* _WRITTEN INSTRUCTION_
Quote every line below exactly as it reads.

■ ■ ■ ■ ■ ■ ■

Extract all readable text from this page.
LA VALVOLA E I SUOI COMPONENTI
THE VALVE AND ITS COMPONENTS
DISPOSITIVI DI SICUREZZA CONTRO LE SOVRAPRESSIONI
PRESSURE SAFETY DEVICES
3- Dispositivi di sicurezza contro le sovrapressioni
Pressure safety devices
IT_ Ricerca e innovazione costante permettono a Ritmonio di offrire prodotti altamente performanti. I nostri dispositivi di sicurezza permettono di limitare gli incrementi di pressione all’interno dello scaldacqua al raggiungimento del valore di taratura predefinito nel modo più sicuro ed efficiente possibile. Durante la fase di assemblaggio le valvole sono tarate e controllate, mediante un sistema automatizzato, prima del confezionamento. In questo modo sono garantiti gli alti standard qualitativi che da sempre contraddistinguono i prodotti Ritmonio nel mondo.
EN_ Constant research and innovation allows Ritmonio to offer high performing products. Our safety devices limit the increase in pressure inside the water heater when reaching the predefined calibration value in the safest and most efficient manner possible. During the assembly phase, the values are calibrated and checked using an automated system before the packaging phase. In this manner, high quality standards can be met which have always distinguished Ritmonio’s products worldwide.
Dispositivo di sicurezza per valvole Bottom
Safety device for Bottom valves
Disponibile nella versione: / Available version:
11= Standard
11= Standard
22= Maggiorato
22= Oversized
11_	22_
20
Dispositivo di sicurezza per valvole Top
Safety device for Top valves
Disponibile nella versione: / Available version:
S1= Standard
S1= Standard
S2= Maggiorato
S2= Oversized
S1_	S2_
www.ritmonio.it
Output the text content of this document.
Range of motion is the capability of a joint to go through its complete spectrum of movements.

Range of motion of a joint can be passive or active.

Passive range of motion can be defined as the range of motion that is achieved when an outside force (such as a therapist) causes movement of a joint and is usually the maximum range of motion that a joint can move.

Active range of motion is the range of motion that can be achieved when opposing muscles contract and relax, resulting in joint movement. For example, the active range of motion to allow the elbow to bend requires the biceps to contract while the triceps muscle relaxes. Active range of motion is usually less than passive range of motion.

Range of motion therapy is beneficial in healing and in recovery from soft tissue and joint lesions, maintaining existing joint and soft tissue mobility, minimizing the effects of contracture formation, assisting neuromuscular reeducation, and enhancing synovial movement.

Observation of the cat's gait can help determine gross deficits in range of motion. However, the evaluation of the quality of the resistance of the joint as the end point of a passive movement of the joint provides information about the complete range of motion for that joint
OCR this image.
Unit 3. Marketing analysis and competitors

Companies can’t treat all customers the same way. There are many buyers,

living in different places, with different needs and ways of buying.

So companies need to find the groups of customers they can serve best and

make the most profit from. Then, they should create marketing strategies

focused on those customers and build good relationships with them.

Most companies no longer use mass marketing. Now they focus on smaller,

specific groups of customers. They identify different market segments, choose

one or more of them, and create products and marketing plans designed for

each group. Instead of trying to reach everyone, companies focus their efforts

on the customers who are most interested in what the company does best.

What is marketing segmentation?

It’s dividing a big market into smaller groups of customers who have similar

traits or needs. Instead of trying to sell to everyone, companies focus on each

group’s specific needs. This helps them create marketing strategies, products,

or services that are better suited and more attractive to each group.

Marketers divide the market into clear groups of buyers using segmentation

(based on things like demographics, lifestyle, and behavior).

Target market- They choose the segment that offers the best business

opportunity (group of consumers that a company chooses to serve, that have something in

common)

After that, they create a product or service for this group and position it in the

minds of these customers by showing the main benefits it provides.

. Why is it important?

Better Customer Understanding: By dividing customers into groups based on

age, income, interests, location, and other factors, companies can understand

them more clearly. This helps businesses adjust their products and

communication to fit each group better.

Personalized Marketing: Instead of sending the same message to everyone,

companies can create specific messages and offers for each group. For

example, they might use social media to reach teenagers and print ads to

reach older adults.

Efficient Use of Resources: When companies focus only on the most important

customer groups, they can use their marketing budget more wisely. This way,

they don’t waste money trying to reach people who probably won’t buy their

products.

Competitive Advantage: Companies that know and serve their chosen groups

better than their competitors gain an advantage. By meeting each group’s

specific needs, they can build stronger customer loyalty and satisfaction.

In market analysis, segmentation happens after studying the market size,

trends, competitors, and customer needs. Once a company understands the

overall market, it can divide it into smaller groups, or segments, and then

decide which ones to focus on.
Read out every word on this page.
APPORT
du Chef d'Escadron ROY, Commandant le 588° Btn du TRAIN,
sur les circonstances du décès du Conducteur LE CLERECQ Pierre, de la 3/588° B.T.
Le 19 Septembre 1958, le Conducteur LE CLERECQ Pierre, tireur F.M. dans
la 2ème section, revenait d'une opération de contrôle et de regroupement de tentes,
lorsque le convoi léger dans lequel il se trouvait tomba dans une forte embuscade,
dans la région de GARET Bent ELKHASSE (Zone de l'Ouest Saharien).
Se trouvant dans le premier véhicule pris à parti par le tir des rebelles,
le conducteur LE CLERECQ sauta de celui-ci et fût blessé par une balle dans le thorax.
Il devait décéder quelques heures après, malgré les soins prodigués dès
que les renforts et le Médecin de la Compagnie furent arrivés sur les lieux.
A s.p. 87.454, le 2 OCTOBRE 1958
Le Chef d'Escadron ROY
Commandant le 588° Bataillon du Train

■ ■ ■ ■ ■ ■ ■

* _WRITTEN ANSWER_
Extract all readable text from this page.
LA VALVOLA E I SUOI COMPONENTI
THE VALVE AND ITS COMPONENTS
DISPOSITIVI DI SICUREZZA CONTRO LE SOVRAPRESSIONI
PRESSURE SAFETY DEVICES
3- Dispositivi di sicurezza contro le sovrapressioni
Pressure safety devices
IT_ Ricerca e innovazione costante permettono a Ritmonio di offrire prodotti altamente performanti. I nostri dispositivi di sicurezza permettono di limitare gli incrementi di pressione all’interno dello scaldacqua al raggiungimento del valore di taratura predefinito nel modo più sicuro ed efficiente possibile. Durante la fase di assemblaggio le valvole sono tarate e controllate, mediante un sistema automatizzato, prima del confezionamento. In questo modo sono garantiti gli alti standard qualitativi che da sempre contraddistinguono i prodotti Ritmonio nel mondo.
EN_ Constant research and innovation allows Ritmonio to offer high performing products. Our safety devices limit the increase in pressure inside the water heater when reaching the predefined calibration value in the safest and most efficient manner possible. During the assembly phase, the values are calibrated and checked using an automated system before the packaging phase. In this manner, high quality standards can be met which have always distinguished Ritmonio’s products worldwide.
Dispositivo di sicurezza per valvole Bottom
Safety device for Bottom valves
Disponibile nella versione: / Available version:
11= Standard
11= Standard
22= Maggiorato
22= Oversized
11_	22_
20
Dispositivo di sicurezza per valvole Top
Safety device for Top valves
Disponibile nella versione: / Available version:
S1= Standard
S1= Standard
S2= Maggiorato
S2= Oversized
S1_	S2_
www.ritmonio.it
Output the text content of this document.
Range of motion is the capability of a joint to go through its complete spectrum of movements.

Range of motion of a joint can be passive or active.

Passive range of motion can be defined as the range of motion that is achieved when an outside force (such as a therapist) causes movement of a joint and is usually the maximum range of motion that a joint can move.

Active range of motion is the range of motion that can be achieved when opposing muscles contract and relax, resulting in joint movement. For example, the active range of motion to allow the elbow to bend requires the biceps to contract while the triceps muscle relaxes. Active range of motion is usually less than passive range of motion.

Range of motion therapy is beneficial in healing and in recovery from soft tissue and joint lesions, maintaining existing joint and soft tissue mobility, minimizing the effects of contracture formation, assisting neuromuscular reeducation, and enhancing synovial movement.

Observation of the cat's gait can help determine gross deficits in range of motion. However, the evaluation of the quality of the resistance of the joint as the end point of a passive movement of the joint provides information about the complete range of motion for that joint
OCR this image.
Unit 3. Marketing analysis and competitors

Companies can’t treat all customers the same way. There are many buyers,

living in different places, with different needs and ways of buying.

So companies need to find the groups of customers they can serve best and

make the most profit from. Then, they should create marketing strategies

focused on those customers and build good relationships with them.

Most companies no longer use mass marketing. Now they focus on smaller,

specific groups of customers. They identify different market segments, choose

one or more of them, and create products and marketing plans designed for

each group. Instead of trying to reach everyone, companies focus their efforts

on the customers who are most interested in what the company does best.

What is marketing segmentation?

It’s dividing a big market into smaller groups of customers who have similar

traits or needs. Instead of trying to sell to everyone, companies focus on each

group’s specific needs. This helps them create marketing strategies, products,

or services that are better suited and more attractive to each group.

Marketers divide the market into clear groups of buyers using segmentation

(based on things like demographics, lifestyle, and behavior).

Target market- They choose the segment that offers the best business

opportunity (group of consumers that a company chooses to serve, that have something in

common)

After that, they create a product or service for this group and position it in the

minds of these customers by showing the main benefits it provides.

. Why is it important?

Better Customer Understanding: By dividing customers into groups based on

age, income, interests, location, and other factors, companies can understand

them more clearly. This helps businesses adjust their products and

communication to fit each group better.

Personalized Marketing: Instead of sending the same message to everyone,

companies can create specific messages and offers for each group. For

example, they might use social media to reach teenagers and print ads to

reach older adults.

Efficient Use of Resources: When companies focus only on the most important

customer groups, they can use their marketing budget more wisely. This way,

they don’t waste money trying to reach people who probably won’t buy their

products.

Competitive Advantage: Companies that know and serve their chosen groups

better than their competitors gain an advantage. By meeting each group’s

specific needs, they can build stronger customer loyalty and satisfaction.

In market analysis, segmentation happens after studying the market size,

trends, competitors, and customer needs. Once a company understands the

overall market, it can divide it into smaller groups, or segments, and then

decide which ones to focus on.
Read out every word on this page.
APPORT
du Chef d'Escadron ROY, Commandant le 588° Btn du TRAIN,
sur les circonstances du décès du Conducteur LE CLERECQ Pierre, de la 3/588° B.T.
Le 19 Septembre 1958, le Conducteur LE CLERECQ Pierre, tireur F.M. dans
la 2ème section, revenait d'une opération de contrôle et de regroupement de tentes,
lorsque le convoi léger dans lequel il se trouvait tomba dans une forte embuscade,
dans la région de GARET Bent ELKHASSE (Zone de l'Ouest Saharien).
Se trouvant dans le premier véhicule pris à parti par le tir des rebelles,
le conducteur LE CLERECQ sauta de celui-ci et fût blessé par une balle dans le thorax.
Il devait décéder quelques heures après, malgré les soins prodigués dès
que les renforts et le Médecin de la Compagnie furent arrivés sur les lieux.
A s.p. 87.454, le 2 OCTOBRE 1958
Le Chef d'Escadron ROY
Commandant le 588° Bataillon du Train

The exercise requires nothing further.